- **What to work on**: Among the entries, which lines carry the string "Vanora"? Copy each of them.

○ ○ ○ ○ ○ ○ ○

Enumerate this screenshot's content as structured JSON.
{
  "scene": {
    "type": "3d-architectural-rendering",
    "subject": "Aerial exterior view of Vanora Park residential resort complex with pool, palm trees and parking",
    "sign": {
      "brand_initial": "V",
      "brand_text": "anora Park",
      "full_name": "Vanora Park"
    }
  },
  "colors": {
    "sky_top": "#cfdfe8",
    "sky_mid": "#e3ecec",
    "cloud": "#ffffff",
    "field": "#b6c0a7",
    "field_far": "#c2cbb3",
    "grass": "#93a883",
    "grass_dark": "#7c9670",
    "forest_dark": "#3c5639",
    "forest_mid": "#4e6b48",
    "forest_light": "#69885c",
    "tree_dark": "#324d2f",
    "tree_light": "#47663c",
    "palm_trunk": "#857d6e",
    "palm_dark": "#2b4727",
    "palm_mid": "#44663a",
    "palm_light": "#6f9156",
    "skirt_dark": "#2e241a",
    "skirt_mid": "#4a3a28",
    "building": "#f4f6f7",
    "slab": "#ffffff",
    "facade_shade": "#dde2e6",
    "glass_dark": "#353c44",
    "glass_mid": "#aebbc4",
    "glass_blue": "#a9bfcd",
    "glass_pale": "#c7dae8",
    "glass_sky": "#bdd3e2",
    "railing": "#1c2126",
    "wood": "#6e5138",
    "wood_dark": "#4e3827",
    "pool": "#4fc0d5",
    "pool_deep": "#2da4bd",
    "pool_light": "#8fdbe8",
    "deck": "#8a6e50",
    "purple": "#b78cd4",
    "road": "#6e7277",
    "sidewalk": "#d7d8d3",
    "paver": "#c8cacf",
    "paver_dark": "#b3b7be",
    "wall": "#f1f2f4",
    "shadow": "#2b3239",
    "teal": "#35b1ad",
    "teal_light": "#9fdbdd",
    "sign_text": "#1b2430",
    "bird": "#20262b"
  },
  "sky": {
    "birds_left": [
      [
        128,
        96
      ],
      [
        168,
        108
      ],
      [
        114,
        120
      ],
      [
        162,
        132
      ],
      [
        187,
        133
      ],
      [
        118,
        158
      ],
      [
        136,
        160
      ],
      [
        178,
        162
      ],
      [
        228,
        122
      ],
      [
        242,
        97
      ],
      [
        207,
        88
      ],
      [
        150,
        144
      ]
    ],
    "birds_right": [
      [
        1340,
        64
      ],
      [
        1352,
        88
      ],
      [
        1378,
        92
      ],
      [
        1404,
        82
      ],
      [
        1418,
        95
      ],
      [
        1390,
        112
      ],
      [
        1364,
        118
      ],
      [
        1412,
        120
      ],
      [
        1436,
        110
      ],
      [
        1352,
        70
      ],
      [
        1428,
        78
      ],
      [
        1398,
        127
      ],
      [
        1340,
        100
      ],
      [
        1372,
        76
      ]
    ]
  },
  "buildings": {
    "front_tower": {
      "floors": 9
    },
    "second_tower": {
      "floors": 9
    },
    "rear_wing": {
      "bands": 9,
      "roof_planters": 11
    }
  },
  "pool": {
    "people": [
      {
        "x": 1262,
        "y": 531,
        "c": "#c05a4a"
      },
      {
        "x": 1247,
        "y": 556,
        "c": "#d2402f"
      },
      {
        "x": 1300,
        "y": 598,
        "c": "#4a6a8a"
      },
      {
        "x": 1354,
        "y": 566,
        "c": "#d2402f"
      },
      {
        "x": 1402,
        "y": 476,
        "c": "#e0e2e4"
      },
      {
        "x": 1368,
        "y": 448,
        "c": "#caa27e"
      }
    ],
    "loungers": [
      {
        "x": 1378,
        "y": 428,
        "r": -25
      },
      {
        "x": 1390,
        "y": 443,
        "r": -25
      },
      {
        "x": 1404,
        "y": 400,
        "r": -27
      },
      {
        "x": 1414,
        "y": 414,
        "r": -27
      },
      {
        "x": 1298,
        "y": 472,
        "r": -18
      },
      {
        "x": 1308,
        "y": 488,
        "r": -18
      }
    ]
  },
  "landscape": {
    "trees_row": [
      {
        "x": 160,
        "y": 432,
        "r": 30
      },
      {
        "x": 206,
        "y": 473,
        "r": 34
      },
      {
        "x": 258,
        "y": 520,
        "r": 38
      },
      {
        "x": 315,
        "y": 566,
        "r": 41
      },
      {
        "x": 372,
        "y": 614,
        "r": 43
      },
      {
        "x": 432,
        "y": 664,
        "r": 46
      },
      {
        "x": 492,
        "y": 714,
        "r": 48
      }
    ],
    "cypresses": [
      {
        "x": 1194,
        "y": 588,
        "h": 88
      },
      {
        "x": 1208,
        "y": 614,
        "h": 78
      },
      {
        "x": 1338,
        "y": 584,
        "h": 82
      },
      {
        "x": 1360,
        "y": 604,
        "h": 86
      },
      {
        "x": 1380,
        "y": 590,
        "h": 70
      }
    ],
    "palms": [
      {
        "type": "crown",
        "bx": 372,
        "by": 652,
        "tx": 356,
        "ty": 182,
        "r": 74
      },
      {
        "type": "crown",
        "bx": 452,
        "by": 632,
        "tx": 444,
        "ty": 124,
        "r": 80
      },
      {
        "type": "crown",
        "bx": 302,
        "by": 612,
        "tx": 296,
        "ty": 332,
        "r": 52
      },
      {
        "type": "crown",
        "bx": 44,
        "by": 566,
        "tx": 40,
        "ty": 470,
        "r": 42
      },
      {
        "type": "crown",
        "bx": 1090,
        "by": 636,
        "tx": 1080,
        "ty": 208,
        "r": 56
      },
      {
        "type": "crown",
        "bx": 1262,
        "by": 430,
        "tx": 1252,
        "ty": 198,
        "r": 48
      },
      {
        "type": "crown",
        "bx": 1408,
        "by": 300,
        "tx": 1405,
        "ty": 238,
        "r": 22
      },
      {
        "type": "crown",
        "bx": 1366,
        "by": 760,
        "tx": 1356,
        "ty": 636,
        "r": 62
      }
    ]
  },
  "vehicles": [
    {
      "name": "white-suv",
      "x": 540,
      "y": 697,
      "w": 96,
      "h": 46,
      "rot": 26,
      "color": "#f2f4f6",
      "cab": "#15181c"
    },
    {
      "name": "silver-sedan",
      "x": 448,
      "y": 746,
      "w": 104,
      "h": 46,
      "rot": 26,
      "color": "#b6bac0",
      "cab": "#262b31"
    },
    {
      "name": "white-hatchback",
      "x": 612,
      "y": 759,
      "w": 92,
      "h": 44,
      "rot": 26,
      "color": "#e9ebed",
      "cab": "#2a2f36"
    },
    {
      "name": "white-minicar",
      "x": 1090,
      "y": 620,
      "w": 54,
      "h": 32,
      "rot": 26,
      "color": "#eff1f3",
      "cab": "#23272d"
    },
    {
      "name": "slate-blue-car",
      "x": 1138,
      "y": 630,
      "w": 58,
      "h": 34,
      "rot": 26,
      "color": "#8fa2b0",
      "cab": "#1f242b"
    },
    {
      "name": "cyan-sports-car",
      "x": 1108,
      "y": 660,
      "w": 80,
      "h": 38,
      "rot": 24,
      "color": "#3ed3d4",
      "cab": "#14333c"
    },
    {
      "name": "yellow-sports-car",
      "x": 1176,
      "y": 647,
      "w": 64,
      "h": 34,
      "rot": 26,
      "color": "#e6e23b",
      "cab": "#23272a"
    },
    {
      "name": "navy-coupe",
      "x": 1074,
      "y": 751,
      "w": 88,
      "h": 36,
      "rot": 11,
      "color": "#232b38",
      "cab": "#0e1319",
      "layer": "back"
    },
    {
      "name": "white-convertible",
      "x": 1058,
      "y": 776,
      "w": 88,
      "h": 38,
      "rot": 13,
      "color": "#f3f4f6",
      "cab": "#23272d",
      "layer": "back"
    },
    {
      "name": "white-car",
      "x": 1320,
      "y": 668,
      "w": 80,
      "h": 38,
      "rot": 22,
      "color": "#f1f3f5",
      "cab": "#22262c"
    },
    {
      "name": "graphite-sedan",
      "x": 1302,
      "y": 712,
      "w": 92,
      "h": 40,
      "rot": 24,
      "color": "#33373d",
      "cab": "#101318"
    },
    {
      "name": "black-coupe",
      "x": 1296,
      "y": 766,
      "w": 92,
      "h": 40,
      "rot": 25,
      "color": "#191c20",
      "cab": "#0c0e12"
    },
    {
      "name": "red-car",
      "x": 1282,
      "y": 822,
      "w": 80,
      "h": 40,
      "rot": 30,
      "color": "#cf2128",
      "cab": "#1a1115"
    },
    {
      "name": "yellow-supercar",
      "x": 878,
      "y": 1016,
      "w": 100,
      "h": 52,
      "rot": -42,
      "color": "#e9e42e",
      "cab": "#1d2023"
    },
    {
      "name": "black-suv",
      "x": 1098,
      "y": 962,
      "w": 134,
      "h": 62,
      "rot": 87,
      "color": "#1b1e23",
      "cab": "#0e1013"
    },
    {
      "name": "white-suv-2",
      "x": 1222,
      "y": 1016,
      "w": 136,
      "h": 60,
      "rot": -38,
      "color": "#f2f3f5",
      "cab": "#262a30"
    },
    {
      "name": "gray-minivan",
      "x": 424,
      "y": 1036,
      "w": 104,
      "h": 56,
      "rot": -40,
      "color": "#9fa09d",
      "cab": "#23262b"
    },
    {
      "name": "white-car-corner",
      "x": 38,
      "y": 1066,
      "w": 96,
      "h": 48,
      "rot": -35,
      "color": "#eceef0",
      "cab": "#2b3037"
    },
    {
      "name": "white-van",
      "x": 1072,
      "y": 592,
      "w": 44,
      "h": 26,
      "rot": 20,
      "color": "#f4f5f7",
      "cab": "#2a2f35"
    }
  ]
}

○ ○ ○ ○ ○ ○ ○

- **Finished answer**:
    "subject": "Aerial exterior view of Vanora Park residential resort complex with pool, palm trees and parking",
      "full_name": "Vanora Park"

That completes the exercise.